*EXERCISE DESCRIPTION*. Give back exactly the lines from the "Transcribe the text in this document." line to the final line of the records, and only those, minus any pictures.

*INFORMATION GIVEN*.
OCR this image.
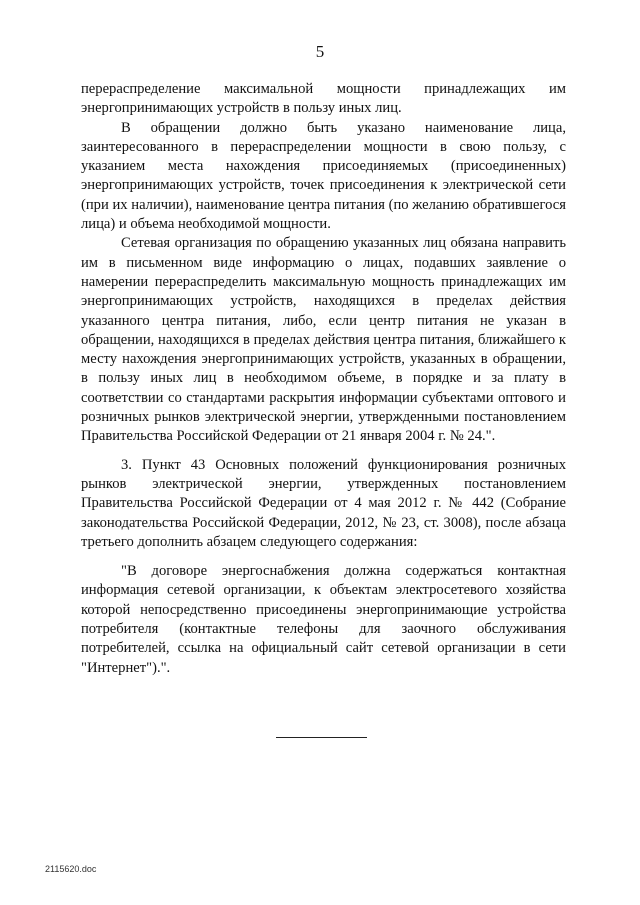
5

перераспределение максимальной мощности принадлежащих им энергопринимающих устройств в пользу иных лиц.

В обращении должно быть указано наименование лица, заинтересованного в перераспределении мощности в свою пользу, с указанием места нахождения присоединяемых (присоединенных) энергопринимающих устройств, точек присоединения к электрической сети (при их наличии), наименование центра питания (по желанию обратившегося лица) и объема необходимой мощности.

Сетевая организация по обращению указанных лиц обязана направить им в письменном виде информацию о лицах, подавших заявление о намерении перераспределить максимальную мощность принадлежащих им энергопринимающих устройств, находящихся в пределах действия указанного центра питания, либо, если центр питания не указан в обращении, находящихся в пределах действия центра питания, ближайшего к месту нахождения энергопринимающих устройств, указанных в обращении, в пользу иных лиц в необходимом объеме, в порядке и за плату в соответствии со стандартами раскрытия информации субъектами оптового и розничных рынков электрической энергии, утвержденными постановлением Правительства Российской Федерации от 21 января 2004 г. № 24.".

3. Пункт 43 Основных положений функционирования розничных рынков электрической энергии, утвержденных постановлением Правительства Российской Федерации от 4 мая 2012 г. № 442 (Собрание законодательства Российской Федерации, 2012, № 23, ст. 3008), после абзаца третьего дополнить абзацем следующего содержания:

"В договоре энергоснабжения должна содержаться контактная информация сетевой организации, к объектам электросетевого хозяйства которой непосредственно присоединены энергопринимающие устройства потребителя (контактные телефоны для заочного обслуживания потребителей, ссылка на официальный сайт сетевой организации в сети "Интернет").".

2115620.doc
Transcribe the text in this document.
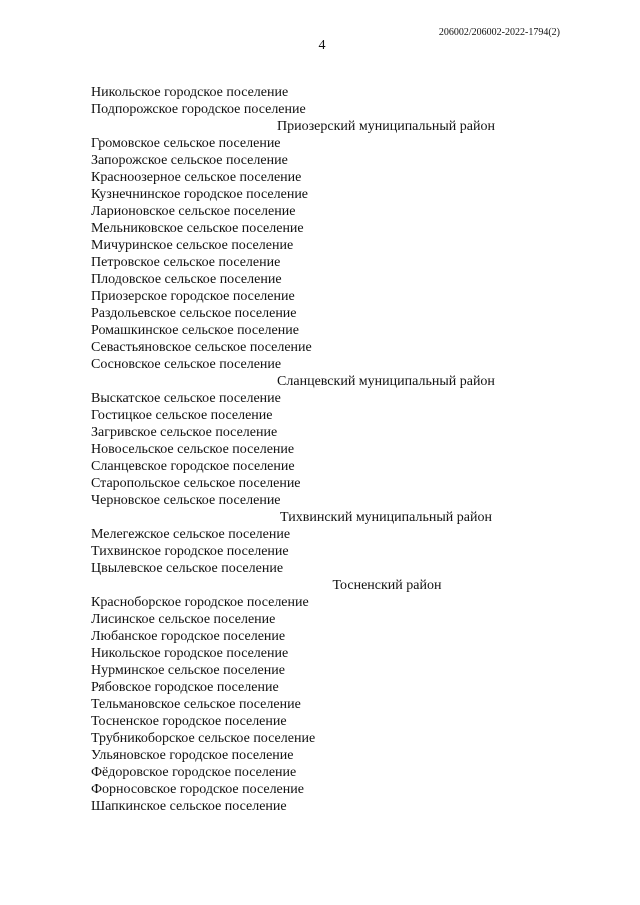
206002/206002-2022-1794(2)
4
Никольское городское поселение
Подпорожское городское поселение
Приозерский муниципальный район
Громовское сельское поселение
Запорожское сельское поселение
Красноозерное сельское поселение
Кузнечнинское городское поселение
Ларионовское сельское поселение
Мельниковское сельское поселение
Мичуринское сельское поселение
Петровское сельское поселение
Плодовское сельское поселение
Приозерское городское поселение
Раздольевское сельское поселение
Ромашкинское сельское поселение
Севастьяновское сельское поселение
Сосновское сельское поселение
Сланцевский муниципальный район
Выскатское сельское поселение
Гостицкое сельское поселение
Загривское сельское поселение
Новосельское сельское поселение
Сланцевское городское поселение
Старопольское сельское поселение
Черновское сельское поселение
Тихвинский муниципальный район
Мелегежское сельское поселение
Тихвинское городское поселение
Цвылевское сельское поселение
Тосненский район
Красноборское городское поселение
Лисинское сельское поселение
Любанское городское поселение
Никольское городское поселение
Нурминское сельское поселение
Рябовское городское поселение
Тельмановское сельское поселение
Тосненское городское поселение
Трубникоборское сельское поселение
Ульяновское городское поселение
Фёдоровское городское поселение
Форносовское городское поселение
Шапкинское сельское поселение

*FINAL RESULT*.
Transcribe the text in this document.
206002/206002-2022-1794(2)
4
Никольское городское поселение
Подпорожское городское поселение
Приозерский муниципальный район
Громовское сельское поселение
Запорожское сельское поселение
Красноозерное сельское поселение
Кузнечнинское городское поселение
Ларионовское сельское поселение
Мельниковское сельское поселение
Мичуринское сельское поселение
Петровское сельское поселение
Плодовское сельское поселение
Приозерское городское поселение
Раздольевское сельское поселение
Ромашкинское сельское поселение
Севастьяновское сельское поселение
Сосновское сельское поселение
Сланцевский муниципальный район
Выскатское сельское поселение
Гостицкое сельское поселение
Загривское сельское поселение
Новосельское сельское поселение
Сланцевское городское поселение
Старопольское сельское поселение
Черновское сельское поселение
Тихвинский муниципальный район
Мелегежское сельское поселение
Тихвинское городское поселение
Цвылевское сельское поселение
Тосненский район
Красноборское городское поселение
Лисинское сельское поселение
Любанское городское поселение
Никольское городское поселение
Нурминское сельское поселение
Рябовское городское поселение
Тельмановское сельское поселение
Тосненское городское поселение
Трубникоборское сельское поселение
Ульяновское городское поселение
Фёдоровское городское поселение
Форносовское городское поселение
Шапкинское сельское поселение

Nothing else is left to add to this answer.